┌──

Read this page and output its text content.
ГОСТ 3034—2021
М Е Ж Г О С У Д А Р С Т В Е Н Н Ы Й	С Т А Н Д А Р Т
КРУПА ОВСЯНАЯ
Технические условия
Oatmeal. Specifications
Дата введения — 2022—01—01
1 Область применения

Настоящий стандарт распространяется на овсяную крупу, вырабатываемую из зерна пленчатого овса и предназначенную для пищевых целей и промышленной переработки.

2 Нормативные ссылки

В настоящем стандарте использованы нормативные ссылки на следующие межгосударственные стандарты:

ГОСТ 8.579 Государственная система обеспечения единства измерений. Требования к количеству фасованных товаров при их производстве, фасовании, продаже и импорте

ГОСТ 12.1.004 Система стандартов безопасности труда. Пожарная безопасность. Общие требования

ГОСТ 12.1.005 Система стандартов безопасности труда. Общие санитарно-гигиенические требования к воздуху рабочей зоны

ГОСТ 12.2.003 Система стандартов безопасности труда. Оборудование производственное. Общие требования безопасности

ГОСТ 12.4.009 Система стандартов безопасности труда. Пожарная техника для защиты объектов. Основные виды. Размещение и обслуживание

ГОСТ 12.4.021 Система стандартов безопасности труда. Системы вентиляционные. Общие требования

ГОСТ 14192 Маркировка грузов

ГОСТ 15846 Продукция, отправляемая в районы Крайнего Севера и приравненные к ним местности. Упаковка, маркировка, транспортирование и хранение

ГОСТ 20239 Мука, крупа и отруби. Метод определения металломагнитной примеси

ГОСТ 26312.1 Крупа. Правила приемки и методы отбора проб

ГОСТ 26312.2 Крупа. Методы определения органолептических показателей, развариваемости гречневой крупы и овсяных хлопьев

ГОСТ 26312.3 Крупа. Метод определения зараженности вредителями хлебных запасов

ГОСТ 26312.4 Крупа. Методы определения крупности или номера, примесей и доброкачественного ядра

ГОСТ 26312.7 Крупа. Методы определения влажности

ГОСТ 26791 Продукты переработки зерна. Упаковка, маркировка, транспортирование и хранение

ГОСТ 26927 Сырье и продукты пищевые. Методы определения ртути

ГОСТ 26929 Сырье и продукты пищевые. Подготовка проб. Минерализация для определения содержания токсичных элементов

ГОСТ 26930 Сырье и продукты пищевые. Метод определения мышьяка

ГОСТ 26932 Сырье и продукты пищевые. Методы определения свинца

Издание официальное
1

└──

Written instruction >> Filter the records down to the lines that contain the string "зерна", and copy those lines.

Solution below >>
Настоящий стандарт распространяется на овсяную крупу, вырабатываемую из зерна пленчатого овса и предназначенную для пищевых целей и промышленной переработки.
ГОСТ 26791 Продукты переработки зерна. Упаковка, маркировка, транспортирование и хранение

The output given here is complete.